--- DATA SECTION ---
[Begin]

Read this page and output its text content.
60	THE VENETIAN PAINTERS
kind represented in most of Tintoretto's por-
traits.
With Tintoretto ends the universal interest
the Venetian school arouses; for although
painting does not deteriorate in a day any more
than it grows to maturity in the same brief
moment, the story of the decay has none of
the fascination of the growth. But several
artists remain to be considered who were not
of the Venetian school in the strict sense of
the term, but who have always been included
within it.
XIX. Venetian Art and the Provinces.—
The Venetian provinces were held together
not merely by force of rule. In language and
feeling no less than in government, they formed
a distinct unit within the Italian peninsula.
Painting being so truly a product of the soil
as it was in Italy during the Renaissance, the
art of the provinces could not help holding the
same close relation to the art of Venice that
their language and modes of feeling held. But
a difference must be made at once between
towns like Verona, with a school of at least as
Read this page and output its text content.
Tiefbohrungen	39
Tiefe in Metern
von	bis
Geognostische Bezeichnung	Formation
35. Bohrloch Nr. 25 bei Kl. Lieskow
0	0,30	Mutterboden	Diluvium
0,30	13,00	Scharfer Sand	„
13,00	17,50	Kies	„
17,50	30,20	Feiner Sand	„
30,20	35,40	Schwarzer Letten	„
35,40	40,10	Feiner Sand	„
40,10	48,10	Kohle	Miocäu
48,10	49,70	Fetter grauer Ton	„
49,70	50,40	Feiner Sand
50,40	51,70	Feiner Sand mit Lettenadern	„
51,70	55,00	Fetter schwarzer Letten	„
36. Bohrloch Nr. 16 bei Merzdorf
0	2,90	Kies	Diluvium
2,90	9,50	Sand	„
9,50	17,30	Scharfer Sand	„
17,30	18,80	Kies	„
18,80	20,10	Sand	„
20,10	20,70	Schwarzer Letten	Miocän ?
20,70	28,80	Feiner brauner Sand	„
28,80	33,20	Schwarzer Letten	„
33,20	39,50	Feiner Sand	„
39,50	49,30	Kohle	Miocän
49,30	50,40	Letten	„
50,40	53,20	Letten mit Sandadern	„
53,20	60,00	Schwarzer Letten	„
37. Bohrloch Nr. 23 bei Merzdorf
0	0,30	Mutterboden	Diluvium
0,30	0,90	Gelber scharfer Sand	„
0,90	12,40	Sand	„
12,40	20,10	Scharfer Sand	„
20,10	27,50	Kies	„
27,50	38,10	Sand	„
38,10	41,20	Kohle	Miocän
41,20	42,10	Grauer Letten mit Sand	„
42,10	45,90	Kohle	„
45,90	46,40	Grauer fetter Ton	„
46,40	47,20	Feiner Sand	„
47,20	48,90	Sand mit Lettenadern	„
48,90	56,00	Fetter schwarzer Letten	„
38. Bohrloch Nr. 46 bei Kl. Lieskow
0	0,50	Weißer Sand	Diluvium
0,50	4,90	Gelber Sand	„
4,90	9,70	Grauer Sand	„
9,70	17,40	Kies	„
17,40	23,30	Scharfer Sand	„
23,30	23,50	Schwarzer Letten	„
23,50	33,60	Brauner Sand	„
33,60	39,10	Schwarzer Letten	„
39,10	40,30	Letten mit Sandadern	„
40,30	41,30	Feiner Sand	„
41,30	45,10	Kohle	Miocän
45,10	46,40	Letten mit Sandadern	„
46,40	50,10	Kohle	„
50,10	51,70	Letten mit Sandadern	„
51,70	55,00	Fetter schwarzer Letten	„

[End]

Retype the entries exactly, including every line.

--- FINISHED TASK ---
Read this page and output its text content.
60	THE VENETIAN PAINTERS
kind represented in most of Tintoretto's por-
traits.
With Tintoretto ends the universal interest
the Venetian school arouses; for although
painting does not deteriorate in a day any more
than it grows to maturity in the same brief
moment, the story of the decay has none of
the fascination of the growth. But several
artists remain to be considered who were not
of the Venetian school in the strict sense of
the term, but who have always been included
within it.
XIX. Venetian Art and the Provinces.—
The Venetian provinces were held together
not merely by force of rule. In language and
feeling no less than in government, they formed
a distinct unit within the Italian peninsula.
Painting being so truly a product of the soil
as it was in Italy during the Renaissance, the
art of the provinces could not help holding the
same close relation to the art of Venice that
their language and modes of feeling held. But
a difference must be made at once between
towns like Verona, with a school of at least as
Read this page and output its text content.
Tiefbohrungen	39
Tiefe in Metern
von	bis
Geognostische Bezeichnung	Formation
35. Bohrloch Nr. 25 bei Kl. Lieskow
0	0,30	Mutterboden	Diluvium
0,30	13,00	Scharfer Sand	„
13,00	17,50	Kies	„
17,50	30,20	Feiner Sand	„
30,20	35,40	Schwarzer Letten	„
35,40	40,10	Feiner Sand	„
40,10	48,10	Kohle	Miocäu
48,10	49,70	Fetter grauer Ton	„
49,70	50,40	Feiner Sand
50,40	51,70	Feiner Sand mit Lettenadern	„
51,70	55,00	Fetter schwarzer Letten	„
36. Bohrloch Nr. 16 bei Merzdorf
0	2,90	Kies	Diluvium
2,90	9,50	Sand	„
9,50	17,30	Scharfer Sand	„
17,30	18,80	Kies	„
18,80	20,10	Sand	„
20,10	20,70	Schwarzer Letten	Miocän ?
20,70	28,80	Feiner brauner Sand	„
28,80	33,20	Schwarzer Letten	„
33,20	39,50	Feiner Sand	„
39,50	49,30	Kohle	Miocän
49,30	50,40	Letten	„
50,40	53,20	Letten mit Sandadern	„
53,20	60,00	Schwarzer Letten	„
37. Bohrloch Nr. 23 bei Merzdorf
0	0,30	Mutterboden	Diluvium
0,30	0,90	Gelber scharfer Sand	„
0,90	12,40	Sand	„
12,40	20,10	Scharfer Sand	„
20,10	27,50	Kies	„
27,50	38,10	Sand	„
38,10	41,20	Kohle	Miocän
41,20	42,10	Grauer Letten mit Sand	„
42,10	45,90	Kohle	„
45,90	46,40	Grauer fetter Ton	„
46,40	47,20	Feiner Sand	„
47,20	48,90	Sand mit Lettenadern	„
48,90	56,00	Fetter schwarzer Letten	„
38. Bohrloch Nr. 46 bei Kl. Lieskow
0	0,50	Weißer Sand	Diluvium
0,50	4,90	Gelber Sand	„
4,90	9,70	Grauer Sand	„
9,70	17,40	Kies	„
17,40	23,30	Scharfer Sand	„
23,30	23,50	Schwarzer Letten	„
23,50	33,60	Brauner Sand	„
33,60	39,10	Schwarzer Letten	„
39,10	40,30	Letten mit Sandadern	„
40,30	41,30	Feiner Sand	„
41,30	45,10	Kohle	Miocän
45,10	46,40	Letten mit Sandadern	„
46,40	50,10	Kohle	„
50,10	51,70	Letten mit Sandadern	„
51,70	55,00	Fetter schwarzer Letten	„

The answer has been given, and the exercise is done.